DATA TO USE —
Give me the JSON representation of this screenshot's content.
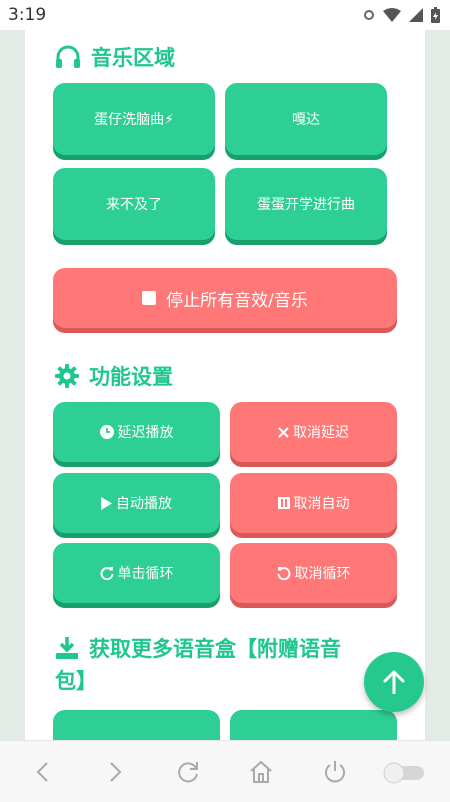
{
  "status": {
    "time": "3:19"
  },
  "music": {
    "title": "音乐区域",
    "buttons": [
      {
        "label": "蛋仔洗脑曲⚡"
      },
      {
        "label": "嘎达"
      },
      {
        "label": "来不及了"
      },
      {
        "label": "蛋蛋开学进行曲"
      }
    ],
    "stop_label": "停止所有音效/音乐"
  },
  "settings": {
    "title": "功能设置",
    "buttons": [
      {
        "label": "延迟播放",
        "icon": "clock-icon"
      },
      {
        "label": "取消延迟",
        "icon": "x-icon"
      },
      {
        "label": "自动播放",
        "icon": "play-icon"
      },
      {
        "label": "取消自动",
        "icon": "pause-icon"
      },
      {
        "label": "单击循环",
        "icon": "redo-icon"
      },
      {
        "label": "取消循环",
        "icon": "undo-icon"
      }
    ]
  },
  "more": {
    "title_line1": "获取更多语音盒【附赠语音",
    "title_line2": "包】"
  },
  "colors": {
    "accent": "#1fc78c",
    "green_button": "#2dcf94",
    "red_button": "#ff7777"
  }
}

TASK GOAL —
Your task is to reproduce all of the material exactly. The pictures stay out.

TASK ANSWER —
Give me the JSON representation of this screenshot's content.
{
  "status": {
    "time": "3:19"
  },
  "music": {
    "title": "音乐区域",
    "buttons": [
      {
        "label": "蛋仔洗脑曲⚡"
      },
      {
        "label": "嘎达"
      },
      {
        "label": "来不及了"
      },
      {
        "label": "蛋蛋开学进行曲"
      }
    ],
    "stop_label": "停止所有音效/音乐"
  },
  "settings": {
    "title": "功能设置",
    "buttons": [
      {
        "label": "延迟播放",
        "icon": "clock-icon"
      },
      {
        "label": "取消延迟",
        "icon": "x-icon"
      },
      {
        "label": "自动播放",
        "icon": "play-icon"
      },
      {
        "label": "取消自动",
        "icon": "pause-icon"
      },
      {
        "label": "单击循环",
        "icon": "redo-icon"
      },
      {
        "label": "取消循环",
        "icon": "undo-icon"
      }
    ]
  },
  "more": {
    "title_line1": "获取更多语音盒【附赠语音",
    "title_line2": "包】"
  },
  "colors": {
    "accent": "#1fc78c",
    "green_button": "#2dcf94",
    "red_button": "#ff7777"
  }
}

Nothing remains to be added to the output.